[EXCERPTED DATA]
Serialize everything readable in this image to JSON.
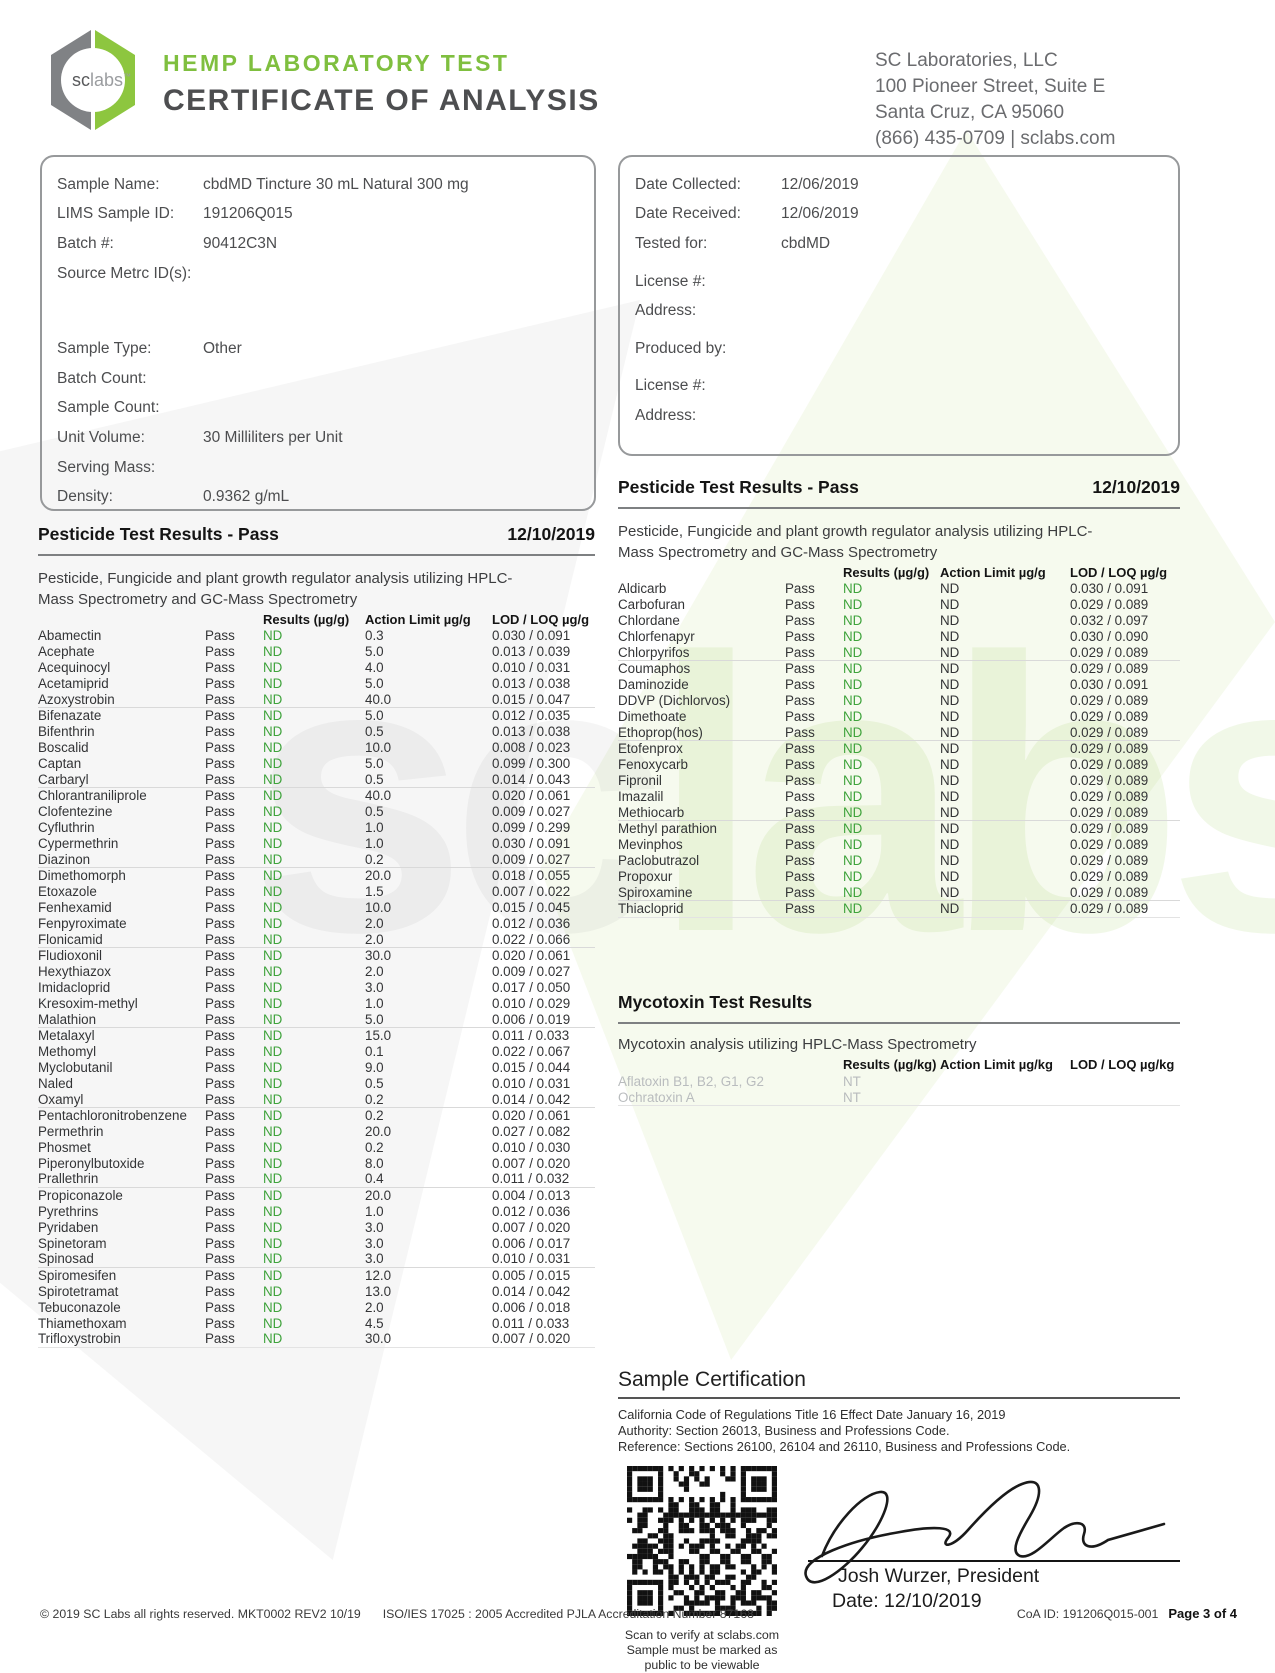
{
  "colors": {
    "brand_green": "#7fbf3f",
    "logo_green": "#8dc63f",
    "logo_gray": "#808285",
    "nd_green": "#3fa33c"
  },
  "header": {
    "logo_text_1": "sc",
    "logo_text_2": "labs",
    "title_line1": "HEMP LABORATORY TEST",
    "title_line2": "CERTIFICATE OF ANALYSIS",
    "lab_name": "SC Laboratories, LLC",
    "lab_address1": "100 Pioneer Street, Suite E",
    "lab_address2": "Santa Cruz, CA 95060",
    "lab_phone_web": "(866) 435-0709  |  sclabs.com"
  },
  "watermark_text_1": "sc",
  "watermark_text_2": "labs",
  "sample_info": {
    "group1": [
      {
        "label": "Sample Name:",
        "value": "cbdMD Tincture 30 mL Natural 300 mg"
      },
      {
        "label": "LIMS Sample ID:",
        "value": "191206Q015"
      },
      {
        "label": "Batch #:",
        "value": "90412C3N"
      },
      {
        "label": "Source Metrc ID(s):",
        "value": ""
      }
    ],
    "group2": [
      {
        "label": "Sample Type:",
        "value": "Other"
      },
      {
        "label": "Batch Count:",
        "value": ""
      },
      {
        "label": "Sample Count:",
        "value": ""
      },
      {
        "label": "Unit Volume:",
        "value": "30 Milliliters per Unit"
      },
      {
        "label": "Serving Mass:",
        "value": ""
      },
      {
        "label": "Density:",
        "value": "0.9362 g/mL"
      }
    ]
  },
  "client_info": {
    "group1": [
      {
        "label": "Date Collected:",
        "value": "12/06/2019"
      },
      {
        "label": "Date Received:",
        "value": "12/06/2019"
      },
      {
        "label": "Tested for:",
        "value": "cbdMD"
      }
    ],
    "group2": [
      {
        "label": "License #:",
        "value": ""
      },
      {
        "label": "Address:",
        "value": ""
      }
    ],
    "group3": [
      {
        "label": "Produced by:",
        "value": ""
      }
    ],
    "group4": [
      {
        "label": "License #:",
        "value": ""
      },
      {
        "label": "Address:",
        "value": ""
      }
    ]
  },
  "pesticide_left": {
    "title": "Pesticide Test Results - Pass",
    "date": "12/10/2019",
    "method": "Pesticide, Fungicide and plant growth regulator analysis utilizing HPLC-Mass Spectrometry and GC-Mass Spectrometry",
    "columns": [
      "Results (µg/g)",
      "Action Limit µg/g",
      "LOD / LOQ µg/g"
    ],
    "rows": [
      {
        "analyte": "Abamectin",
        "status": "Pass",
        "result": "ND",
        "action_limit": "0.3",
        "lod_loq": "0.030 / 0.091"
      },
      {
        "analyte": "Acephate",
        "status": "Pass",
        "result": "ND",
        "action_limit": "5.0",
        "lod_loq": "0.013 / 0.039"
      },
      {
        "analyte": "Acequinocyl",
        "status": "Pass",
        "result": "ND",
        "action_limit": "4.0",
        "lod_loq": "0.010 / 0.031"
      },
      {
        "analyte": "Acetamiprid",
        "status": "Pass",
        "result": "ND",
        "action_limit": "5.0",
        "lod_loq": "0.013 / 0.038"
      },
      {
        "analyte": "Azoxystrobin",
        "status": "Pass",
        "result": "ND",
        "action_limit": "40.0",
        "lod_loq": "0.015 / 0.047"
      },
      {
        "analyte": "Bifenazate",
        "status": "Pass",
        "result": "ND",
        "action_limit": "5.0",
        "lod_loq": "0.012 / 0.035"
      },
      {
        "analyte": "Bifenthrin",
        "status": "Pass",
        "result": "ND",
        "action_limit": "0.5",
        "lod_loq": "0.013 / 0.038"
      },
      {
        "analyte": "Boscalid",
        "status": "Pass",
        "result": "ND",
        "action_limit": "10.0",
        "lod_loq": "0.008 / 0.023"
      },
      {
        "analyte": "Captan",
        "status": "Pass",
        "result": "ND",
        "action_limit": "5.0",
        "lod_loq": "0.099 / 0.300"
      },
      {
        "analyte": "Carbaryl",
        "status": "Pass",
        "result": "ND",
        "action_limit": "0.5",
        "lod_loq": "0.014 / 0.043"
      },
      {
        "analyte": "Chlorantraniliprole",
        "status": "Pass",
        "result": "ND",
        "action_limit": "40.0",
        "lod_loq": "0.020 / 0.061"
      },
      {
        "analyte": "Clofentezine",
        "status": "Pass",
        "result": "ND",
        "action_limit": "0.5",
        "lod_loq": "0.009 / 0.027"
      },
      {
        "analyte": "Cyfluthrin",
        "status": "Pass",
        "result": "ND",
        "action_limit": "1.0",
        "lod_loq": "0.099 / 0.299"
      },
      {
        "analyte": "Cypermethrin",
        "status": "Pass",
        "result": "ND",
        "action_limit": "1.0",
        "lod_loq": "0.030 / 0.091"
      },
      {
        "analyte": "Diazinon",
        "status": "Pass",
        "result": "ND",
        "action_limit": "0.2",
        "lod_loq": "0.009 / 0.027"
      },
      {
        "analyte": "Dimethomorph",
        "status": "Pass",
        "result": "ND",
        "action_limit": "20.0",
        "lod_loq": "0.018 / 0.055"
      },
      {
        "analyte": "Etoxazole",
        "status": "Pass",
        "result": "ND",
        "action_limit": "1.5",
        "lod_loq": "0.007 / 0.022"
      },
      {
        "analyte": "Fenhexamid",
        "status": "Pass",
        "result": "ND",
        "action_limit": "10.0",
        "lod_loq": "0.015 / 0.045"
      },
      {
        "analyte": "Fenpyroximate",
        "status": "Pass",
        "result": "ND",
        "action_limit": "2.0",
        "lod_loq": "0.012 / 0.036"
      },
      {
        "analyte": "Flonicamid",
        "status": "Pass",
        "result": "ND",
        "action_limit": "2.0",
        "lod_loq": "0.022 / 0.066"
      },
      {
        "analyte": "Fludioxonil",
        "status": "Pass",
        "result": "ND",
        "action_limit": "30.0",
        "lod_loq": "0.020 / 0.061"
      },
      {
        "analyte": "Hexythiazox",
        "status": "Pass",
        "result": "ND",
        "action_limit": "2.0",
        "lod_loq": "0.009 / 0.027"
      },
      {
        "analyte": "Imidacloprid",
        "status": "Pass",
        "result": "ND",
        "action_limit": "3.0",
        "lod_loq": "0.017 / 0.050"
      },
      {
        "analyte": "Kresoxim-methyl",
        "status": "Pass",
        "result": "ND",
        "action_limit": "1.0",
        "lod_loq": "0.010 / 0.029"
      },
      {
        "analyte": "Malathion",
        "status": "Pass",
        "result": "ND",
        "action_limit": "5.0",
        "lod_loq": "0.006 / 0.019"
      },
      {
        "analyte": "Metalaxyl",
        "status": "Pass",
        "result": "ND",
        "action_limit": "15.0",
        "lod_loq": "0.011 / 0.033"
      },
      {
        "analyte": "Methomyl",
        "status": "Pass",
        "result": "ND",
        "action_limit": "0.1",
        "lod_loq": "0.022 / 0.067"
      },
      {
        "analyte": "Myclobutanil",
        "status": "Pass",
        "result": "ND",
        "action_limit": "9.0",
        "lod_loq": "0.015 / 0.044"
      },
      {
        "analyte": "Naled",
        "status": "Pass",
        "result": "ND",
        "action_limit": "0.5",
        "lod_loq": "0.010 / 0.031"
      },
      {
        "analyte": "Oxamyl",
        "status": "Pass",
        "result": "ND",
        "action_limit": "0.2",
        "lod_loq": "0.014 / 0.042"
      },
      {
        "analyte": "Pentachloronitrobenzene",
        "status": "Pass",
        "result": "ND",
        "action_limit": "0.2",
        "lod_loq": "0.020 / 0.061"
      },
      {
        "analyte": "Permethrin",
        "status": "Pass",
        "result": "ND",
        "action_limit": "20.0",
        "lod_loq": "0.027 / 0.082"
      },
      {
        "analyte": "Phosmet",
        "status": "Pass",
        "result": "ND",
        "action_limit": "0.2",
        "lod_loq": "0.010 / 0.030"
      },
      {
        "analyte": "Piperonylbutoxide",
        "status": "Pass",
        "result": "ND",
        "action_limit": "8.0",
        "lod_loq": "0.007 / 0.020"
      },
      {
        "analyte": "Prallethrin",
        "status": "Pass",
        "result": "ND",
        "action_limit": "0.4",
        "lod_loq": "0.011 / 0.032"
      },
      {
        "analyte": "Propiconazole",
        "status": "Pass",
        "result": "ND",
        "action_limit": "20.0",
        "lod_loq": "0.004 / 0.013"
      },
      {
        "analyte": "Pyrethrins",
        "status": "Pass",
        "result": "ND",
        "action_limit": "1.0",
        "lod_loq": "0.012 / 0.036"
      },
      {
        "analyte": "Pyridaben",
        "status": "Pass",
        "result": "ND",
        "action_limit": "3.0",
        "lod_loq": "0.007 / 0.020"
      },
      {
        "analyte": "Spinetoram",
        "status": "Pass",
        "result": "ND",
        "action_limit": "3.0",
        "lod_loq": "0.006 / 0.017"
      },
      {
        "analyte": "Spinosad",
        "status": "Pass",
        "result": "ND",
        "action_limit": "3.0",
        "lod_loq": "0.010 / 0.031"
      },
      {
        "analyte": "Spiromesifen",
        "status": "Pass",
        "result": "ND",
        "action_limit": "12.0",
        "lod_loq": "0.005 / 0.015"
      },
      {
        "analyte": "Spirotetramat",
        "status": "Pass",
        "result": "ND",
        "action_limit": "13.0",
        "lod_loq": "0.014 / 0.042"
      },
      {
        "analyte": "Tebuconazole",
        "status": "Pass",
        "result": "ND",
        "action_limit": "2.0",
        "lod_loq": "0.006 / 0.018"
      },
      {
        "analyte": "Thiamethoxam",
        "status": "Pass",
        "result": "ND",
        "action_limit": "4.5",
        "lod_loq": "0.011 / 0.033"
      },
      {
        "analyte": "Trifloxystrobin",
        "status": "Pass",
        "result": "ND",
        "action_limit": "30.0",
        "lod_loq": "0.007 / 0.020"
      }
    ]
  },
  "pesticide_right": {
    "title": "Pesticide Test Results - Pass",
    "date": "12/10/2019",
    "method": "Pesticide, Fungicide and plant growth regulator analysis utilizing HPLC-Mass Spectrometry and GC-Mass Spectrometry",
    "columns": [
      "Results (µg/g)",
      "Action Limit µg/g",
      "LOD / LOQ µg/g"
    ],
    "rows": [
      {
        "analyte": "Aldicarb",
        "status": "Pass",
        "result": "ND",
        "action_limit": "ND",
        "lod_loq": "0.030 / 0.091"
      },
      {
        "analyte": "Carbofuran",
        "status": "Pass",
        "result": "ND",
        "action_limit": "ND",
        "lod_loq": "0.029 / 0.089"
      },
      {
        "analyte": "Chlordane",
        "status": "Pass",
        "result": "ND",
        "action_limit": "ND",
        "lod_loq": "0.032 / 0.097"
      },
      {
        "analyte": "Chlorfenapyr",
        "status": "Pass",
        "result": "ND",
        "action_limit": "ND",
        "lod_loq": "0.030 / 0.090"
      },
      {
        "analyte": "Chlorpyrifos",
        "status": "Pass",
        "result": "ND",
        "action_limit": "ND",
        "lod_loq": "0.029 / 0.089"
      },
      {
        "analyte": "Coumaphos",
        "status": "Pass",
        "result": "ND",
        "action_limit": "ND",
        "lod_loq": "0.029 / 0.089"
      },
      {
        "analyte": "Daminozide",
        "status": "Pass",
        "result": "ND",
        "action_limit": "ND",
        "lod_loq": "0.030 / 0.091"
      },
      {
        "analyte": "DDVP (Dichlorvos)",
        "status": "Pass",
        "result": "ND",
        "action_limit": "ND",
        "lod_loq": "0.029 / 0.089"
      },
      {
        "analyte": "Dimethoate",
        "status": "Pass",
        "result": "ND",
        "action_limit": "ND",
        "lod_loq": "0.029 / 0.089"
      },
      {
        "analyte": "Ethoprop(hos)",
        "status": "Pass",
        "result": "ND",
        "action_limit": "ND",
        "lod_loq": "0.029 / 0.089"
      },
      {
        "analyte": "Etofenprox",
        "status": "Pass",
        "result": "ND",
        "action_limit": "ND",
        "lod_loq": "0.029 / 0.089"
      },
      {
        "analyte": "Fenoxycarb",
        "status": "Pass",
        "result": "ND",
        "action_limit": "ND",
        "lod_loq": "0.029 / 0.089"
      },
      {
        "analyte": "Fipronil",
        "status": "Pass",
        "result": "ND",
        "action_limit": "ND",
        "lod_loq": "0.029 / 0.089"
      },
      {
        "analyte": "Imazalil",
        "status": "Pass",
        "result": "ND",
        "action_limit": "ND",
        "lod_loq": "0.029 / 0.089"
      },
      {
        "analyte": "Methiocarb",
        "status": "Pass",
        "result": "ND",
        "action_limit": "ND",
        "lod_loq": "0.029 / 0.089"
      },
      {
        "analyte": "Methyl parathion",
        "status": "Pass",
        "result": "ND",
        "action_limit": "ND",
        "lod_loq": "0.029 / 0.089"
      },
      {
        "analyte": "Mevinphos",
        "status": "Pass",
        "result": "ND",
        "action_limit": "ND",
        "lod_loq": "0.029 / 0.089"
      },
      {
        "analyte": "Paclobutrazol",
        "status": "Pass",
        "result": "ND",
        "action_limit": "ND",
        "lod_loq": "0.029 / 0.089"
      },
      {
        "analyte": "Propoxur",
        "status": "Pass",
        "result": "ND",
        "action_limit": "ND",
        "lod_loq": "0.029 / 0.089"
      },
      {
        "analyte": "Spiroxamine",
        "status": "Pass",
        "result": "ND",
        "action_limit": "ND",
        "lod_loq": "0.029 / 0.089"
      },
      {
        "analyte": "Thiacloprid",
        "status": "Pass",
        "result": "ND",
        "action_limit": "ND",
        "lod_loq": "0.029 / 0.089"
      }
    ]
  },
  "mycotoxin": {
    "title": "Mycotoxin Test Results",
    "method": "Mycotoxin analysis utilizing HPLC-Mass Spectrometry",
    "columns": [
      "Results (µg/kg)",
      "Action Limit µg/kg",
      "LOD / LOQ µg/kg"
    ],
    "rows": [
      {
        "analyte": "Aflatoxin B1, B2, G1, G2",
        "result": "NT"
      },
      {
        "analyte": "Ochratoxin A",
        "result": "NT"
      }
    ]
  },
  "certification": {
    "title": "Sample Certification",
    "lines": [
      "California Code of Regulations Title 16 Effect Date January 16, 2019",
      "Authority: Section 26013, Business and Professions Code.",
      "Reference: Sections 26100, 26104 and 26110, Business and Professions Code."
    ],
    "qr_caption1": "Scan to verify at sclabs.com",
    "qr_caption2": "Sample must be marked as",
    "qr_caption3": "public to be viewable",
    "signer": "Josh Wurzer, President",
    "sign_date": "Date: 12/10/2019"
  },
  "footer": {
    "copyright": "© 2019 SC Labs all rights reserved. MKT0002 REV2 10/19",
    "accreditation": "ISO/IES 17025 : 2005 Accredited PJLA Accreditation Number 87168",
    "coa_id": "CoA ID: 191206Q015-001",
    "page": "Page 3 of 4"
  }
}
[/EXCERPTED DATA]
TASK TO COMPLETE:
Take from the listing above each line that contains the string "Unit".

RESPONSE TO THE TASK:
        "label": "Unit Volume:",
        "value": "30 Milliliters per Unit"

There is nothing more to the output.